[Data extracted from a collection]
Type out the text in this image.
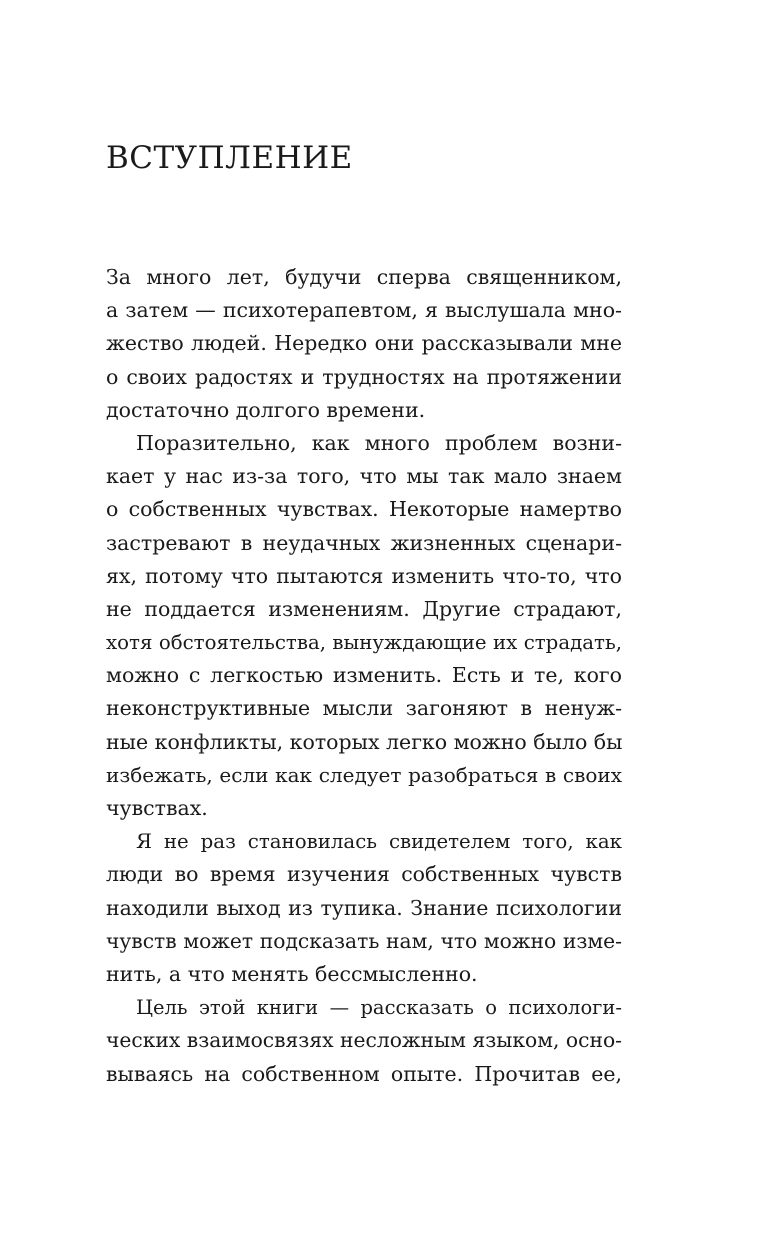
ВСТУПЛЕНИЕ
За много лет, будучи сперва священником,
а затем — психотерапевтом, я выслушала мно-
жество людей. Нередко они рассказывали мне
о своих радостях и трудностях на протяжении
достаточно долгого времени.
Поразительно, как много проблем возни-
кает у нас из-за того, что мы так мало знаем
о собственных чувствах. Некоторые намертво
застревают в неудачных жизненных сценари-
ях, потому что пытаются изменить что-то, что
не поддается изменениям. Другие страдают,
хотя обстоятельства, вынуждающие их страдать,
можно с легкостью изменить. Есть и те, кого
неконструктивные мысли загоняют в ненуж-
ные конфликты, которых легко можно было бы
избежать, если как следует разобраться в своих
чувствах.
Я не раз становилась свидетелем того, как
люди во время изучения собственных чувств
находили выход из тупика. Знание психологии
чувств может подсказать нам, что можно изме-
нить, а что менять бессмысленно.
Цель этой книги — рассказать о психологи-
ческих взаимосвязях несложным языком, осно-
вываясь на собственном опыте. Прочитав ее,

_Written instruction_
Will you set down the records word for word while leaving out every picture?

_Result below_
Type out the text in this image.
ВСТУПЛЕНИЕ
За много лет, будучи сперва священником,
а затем — психотерапевтом, я выслушала мно-
жество людей. Нередко они рассказывали мне
о своих радостях и трудностях на протяжении
достаточно долгого времени.
Поразительно, как много проблем возни-
кает у нас из-за того, что мы так мало знаем
о собственных чувствах. Некоторые намертво
застревают в неудачных жизненных сценари-
ях, потому что пытаются изменить что-то, что
не поддается изменениям. Другие страдают,
хотя обстоятельства, вынуждающие их страдать,
можно с легкостью изменить. Есть и те, кого
неконструктивные мысли загоняют в ненуж-
ные конфликты, которых легко можно было бы
избежать, если как следует разобраться в своих
чувствах.
Я не раз становилась свидетелем того, как
люди во время изучения собственных чувств
находили выход из тупика. Знание психологии
чувств может подсказать нам, что можно изме-
нить, а что менять бессмысленно.
Цель этой книги — рассказать о психологи-
ческих взаимосвязях несложным языком, осно-
вываясь на собственном опыте. Прочитав ее,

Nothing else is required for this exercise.